** RECORDS PROVIDED **
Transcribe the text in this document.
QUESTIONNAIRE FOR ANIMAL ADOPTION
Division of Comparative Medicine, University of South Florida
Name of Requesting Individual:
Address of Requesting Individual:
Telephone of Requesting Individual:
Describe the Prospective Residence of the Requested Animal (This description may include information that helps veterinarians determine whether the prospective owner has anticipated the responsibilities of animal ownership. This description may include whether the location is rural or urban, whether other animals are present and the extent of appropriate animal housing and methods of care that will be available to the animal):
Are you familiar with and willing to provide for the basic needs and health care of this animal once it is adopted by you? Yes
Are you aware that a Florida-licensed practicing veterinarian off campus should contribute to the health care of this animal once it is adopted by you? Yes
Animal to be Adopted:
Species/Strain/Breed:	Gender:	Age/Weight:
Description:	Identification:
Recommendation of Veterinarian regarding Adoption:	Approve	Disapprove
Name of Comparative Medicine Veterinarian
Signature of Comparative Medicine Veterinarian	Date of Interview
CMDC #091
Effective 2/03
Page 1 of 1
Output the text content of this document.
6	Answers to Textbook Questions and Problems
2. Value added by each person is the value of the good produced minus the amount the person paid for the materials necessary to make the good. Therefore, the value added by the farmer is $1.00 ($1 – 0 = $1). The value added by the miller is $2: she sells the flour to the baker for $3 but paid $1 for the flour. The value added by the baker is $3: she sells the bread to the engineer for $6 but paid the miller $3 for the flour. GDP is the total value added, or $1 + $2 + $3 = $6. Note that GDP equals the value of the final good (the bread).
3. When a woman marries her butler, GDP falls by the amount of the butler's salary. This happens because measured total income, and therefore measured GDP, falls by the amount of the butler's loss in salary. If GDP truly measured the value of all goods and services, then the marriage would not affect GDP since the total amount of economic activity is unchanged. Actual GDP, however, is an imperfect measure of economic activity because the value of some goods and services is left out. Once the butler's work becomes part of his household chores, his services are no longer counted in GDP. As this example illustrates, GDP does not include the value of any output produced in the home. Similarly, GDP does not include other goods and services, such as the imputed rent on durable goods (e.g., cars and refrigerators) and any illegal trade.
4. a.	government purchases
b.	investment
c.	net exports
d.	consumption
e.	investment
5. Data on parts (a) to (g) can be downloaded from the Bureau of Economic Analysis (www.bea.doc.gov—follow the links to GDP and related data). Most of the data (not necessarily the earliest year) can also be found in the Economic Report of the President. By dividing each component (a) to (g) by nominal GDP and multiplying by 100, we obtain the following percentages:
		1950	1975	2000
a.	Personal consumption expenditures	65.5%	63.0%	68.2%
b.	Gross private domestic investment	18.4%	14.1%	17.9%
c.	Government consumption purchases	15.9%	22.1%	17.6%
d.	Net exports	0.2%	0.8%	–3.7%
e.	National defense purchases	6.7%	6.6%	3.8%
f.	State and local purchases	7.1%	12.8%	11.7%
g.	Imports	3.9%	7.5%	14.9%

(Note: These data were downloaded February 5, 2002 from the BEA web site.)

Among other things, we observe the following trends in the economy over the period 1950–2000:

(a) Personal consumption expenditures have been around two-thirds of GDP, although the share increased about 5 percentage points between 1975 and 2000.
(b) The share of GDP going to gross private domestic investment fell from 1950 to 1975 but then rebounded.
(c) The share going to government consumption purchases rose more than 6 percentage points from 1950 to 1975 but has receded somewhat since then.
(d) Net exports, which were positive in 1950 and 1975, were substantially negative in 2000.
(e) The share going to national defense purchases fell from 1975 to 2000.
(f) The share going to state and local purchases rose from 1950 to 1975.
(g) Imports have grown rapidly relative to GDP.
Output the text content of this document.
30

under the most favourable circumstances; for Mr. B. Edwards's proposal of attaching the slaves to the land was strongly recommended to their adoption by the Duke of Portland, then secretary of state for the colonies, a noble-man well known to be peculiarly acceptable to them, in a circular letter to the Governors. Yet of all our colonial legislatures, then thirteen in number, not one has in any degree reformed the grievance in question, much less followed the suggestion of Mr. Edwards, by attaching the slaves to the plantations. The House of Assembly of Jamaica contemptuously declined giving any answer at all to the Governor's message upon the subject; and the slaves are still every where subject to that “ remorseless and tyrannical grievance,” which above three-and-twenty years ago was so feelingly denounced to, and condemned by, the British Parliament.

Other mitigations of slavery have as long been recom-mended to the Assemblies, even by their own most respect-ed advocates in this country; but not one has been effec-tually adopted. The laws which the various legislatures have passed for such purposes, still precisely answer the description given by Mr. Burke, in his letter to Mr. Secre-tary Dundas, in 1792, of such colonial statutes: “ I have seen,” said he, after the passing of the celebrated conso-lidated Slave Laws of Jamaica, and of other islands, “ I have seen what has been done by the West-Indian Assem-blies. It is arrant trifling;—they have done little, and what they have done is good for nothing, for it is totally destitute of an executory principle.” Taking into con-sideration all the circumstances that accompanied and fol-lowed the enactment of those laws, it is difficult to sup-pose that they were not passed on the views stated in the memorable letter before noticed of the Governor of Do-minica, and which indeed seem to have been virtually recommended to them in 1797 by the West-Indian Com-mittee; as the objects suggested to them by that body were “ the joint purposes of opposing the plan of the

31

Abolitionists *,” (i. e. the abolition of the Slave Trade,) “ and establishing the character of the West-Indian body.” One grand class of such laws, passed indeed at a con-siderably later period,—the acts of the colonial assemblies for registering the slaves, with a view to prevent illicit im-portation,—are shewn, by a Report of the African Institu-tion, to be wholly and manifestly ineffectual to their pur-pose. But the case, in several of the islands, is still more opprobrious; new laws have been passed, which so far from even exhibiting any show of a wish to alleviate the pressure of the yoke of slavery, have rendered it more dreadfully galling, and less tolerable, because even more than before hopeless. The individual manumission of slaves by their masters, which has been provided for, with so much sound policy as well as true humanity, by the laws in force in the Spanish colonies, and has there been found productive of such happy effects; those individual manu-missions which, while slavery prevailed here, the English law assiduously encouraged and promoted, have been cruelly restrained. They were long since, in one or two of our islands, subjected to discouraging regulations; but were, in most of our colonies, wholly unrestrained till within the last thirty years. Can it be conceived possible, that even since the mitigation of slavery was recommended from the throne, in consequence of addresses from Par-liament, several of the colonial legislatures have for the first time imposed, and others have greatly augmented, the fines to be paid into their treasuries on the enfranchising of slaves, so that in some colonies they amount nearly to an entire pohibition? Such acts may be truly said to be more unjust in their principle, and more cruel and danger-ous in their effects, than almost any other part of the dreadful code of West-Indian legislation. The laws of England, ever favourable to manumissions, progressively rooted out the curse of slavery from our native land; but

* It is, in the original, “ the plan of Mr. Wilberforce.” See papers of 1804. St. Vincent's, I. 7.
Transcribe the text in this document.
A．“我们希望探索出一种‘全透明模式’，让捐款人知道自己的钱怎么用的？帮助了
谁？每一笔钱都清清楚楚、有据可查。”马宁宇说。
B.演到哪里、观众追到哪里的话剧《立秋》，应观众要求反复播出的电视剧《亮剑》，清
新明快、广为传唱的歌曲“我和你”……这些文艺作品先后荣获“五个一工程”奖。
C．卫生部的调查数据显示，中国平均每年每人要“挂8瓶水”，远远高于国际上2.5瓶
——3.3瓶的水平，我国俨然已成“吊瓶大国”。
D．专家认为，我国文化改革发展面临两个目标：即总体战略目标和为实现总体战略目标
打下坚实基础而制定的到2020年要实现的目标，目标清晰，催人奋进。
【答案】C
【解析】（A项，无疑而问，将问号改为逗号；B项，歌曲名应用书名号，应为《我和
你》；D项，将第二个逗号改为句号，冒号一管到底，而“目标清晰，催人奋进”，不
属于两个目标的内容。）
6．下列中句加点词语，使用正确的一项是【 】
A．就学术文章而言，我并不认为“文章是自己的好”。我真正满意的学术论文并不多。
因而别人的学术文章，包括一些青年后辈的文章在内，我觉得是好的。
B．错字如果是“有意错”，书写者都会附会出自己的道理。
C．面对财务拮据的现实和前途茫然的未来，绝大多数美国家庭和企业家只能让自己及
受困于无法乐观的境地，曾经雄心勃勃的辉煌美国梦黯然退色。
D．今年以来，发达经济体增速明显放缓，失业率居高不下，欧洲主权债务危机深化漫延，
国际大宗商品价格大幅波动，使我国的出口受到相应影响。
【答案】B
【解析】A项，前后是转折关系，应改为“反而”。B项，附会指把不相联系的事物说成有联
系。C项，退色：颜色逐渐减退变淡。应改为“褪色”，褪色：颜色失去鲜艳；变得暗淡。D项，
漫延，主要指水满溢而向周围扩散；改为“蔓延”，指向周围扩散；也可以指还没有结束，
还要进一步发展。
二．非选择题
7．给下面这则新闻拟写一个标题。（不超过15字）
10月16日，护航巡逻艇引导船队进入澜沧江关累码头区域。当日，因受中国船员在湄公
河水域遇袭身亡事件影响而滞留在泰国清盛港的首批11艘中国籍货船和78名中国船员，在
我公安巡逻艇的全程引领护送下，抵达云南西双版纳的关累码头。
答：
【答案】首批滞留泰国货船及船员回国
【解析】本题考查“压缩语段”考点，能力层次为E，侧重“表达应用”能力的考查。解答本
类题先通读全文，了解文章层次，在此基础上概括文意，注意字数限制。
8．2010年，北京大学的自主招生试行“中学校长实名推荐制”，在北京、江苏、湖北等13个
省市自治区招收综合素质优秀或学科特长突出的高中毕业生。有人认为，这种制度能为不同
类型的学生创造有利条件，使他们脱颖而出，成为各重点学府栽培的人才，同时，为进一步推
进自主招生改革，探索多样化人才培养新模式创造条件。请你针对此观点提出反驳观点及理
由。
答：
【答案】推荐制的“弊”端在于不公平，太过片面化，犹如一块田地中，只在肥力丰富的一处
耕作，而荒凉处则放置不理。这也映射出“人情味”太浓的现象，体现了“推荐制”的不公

** GOAL OF THE EXERCISE **
Each line with the string "private" in it needs to be found and copied.

** EXERCISE ANSWER **
b.	Gross private domestic investment	18.4%	14.1%	17.9%
(b) The share of GDP going to gross private domestic investment fell from 1950 to 1975 but then rebounded.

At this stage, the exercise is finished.